- [Exercise aim]
All lines featuring the string "frac" are to be listed.

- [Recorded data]

^^^^^^^^^^^^^^^^

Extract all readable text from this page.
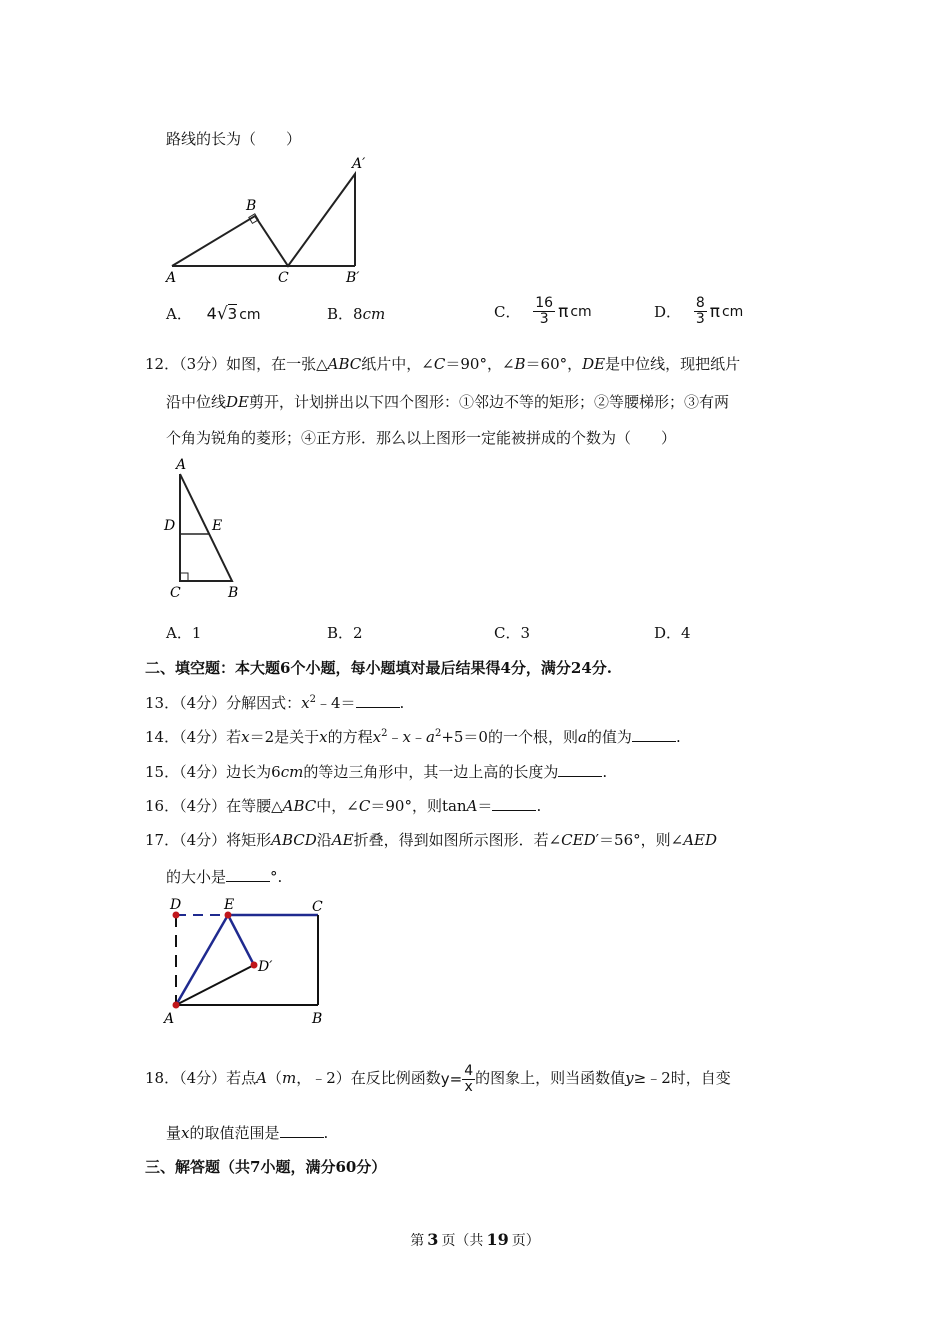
路线的长为（　　）
A
B
C
A′
B′
A． 4√3 cm	B．8cm	C． $\frac{16}{3}$ π cm	D． $\frac{8}{3}$ π cm
12．（3分）如图，在一张△ABC纸片中，∠C＝90°，∠B＝60°，DE是中位线，现把纸片
沿中位线DE剪开，计划拼出以下四个图形：①邻边不等的矩形；②等腰梯形；③有两
个角为锐角的菱形；④正方形．那么以上图形一定能被拼成的个数为（　　）
A
D	E
C	B
A．1	B．2	C．3	D．4
二、填空题：本大题6个小题，每小题填对最后结果得4分，满分24分.
13．（4分）分解因式：$x^2﹣4=$	.
14．（4分）若x＝2是关于x的方程$x^2﹣x﹣a^2+5=0$的一个根，则a的值为	.
15．（4分）边长为6cm的等边三角形中，其一边上高的长度为	.
16．（4分）在等腰△ABC中，∠C＝90°，则tanA＝	.
17．（4分）将矩形ABCD沿AE折叠，得到如图所示图形．若∠CED′＝56°，则∠AED
的大小是	°.
D	E	C
D′
A	B
18．（4分）若点A（m，﹣2）在反比例函数$y= \frac{4}{x}$ 的图象上，则当函数值y≥﹣2时，自变
量x的取值范围是	.
三、解答题（共7小题，满分60分）
第 3 页（共 19 页）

^^^^^^^^^^^^^^^^

- [Solution to this exercise]
A． 4√3 cm	B．8cm	C． $\frac{16}{3}$ π cm	D． $\frac{8}{3}$ π cm
18．（4分）若点A（m，﹣2）在反比例函数$y= \frac{4}{x}$ 的图象上，则当函数值y≥﹣2时，自变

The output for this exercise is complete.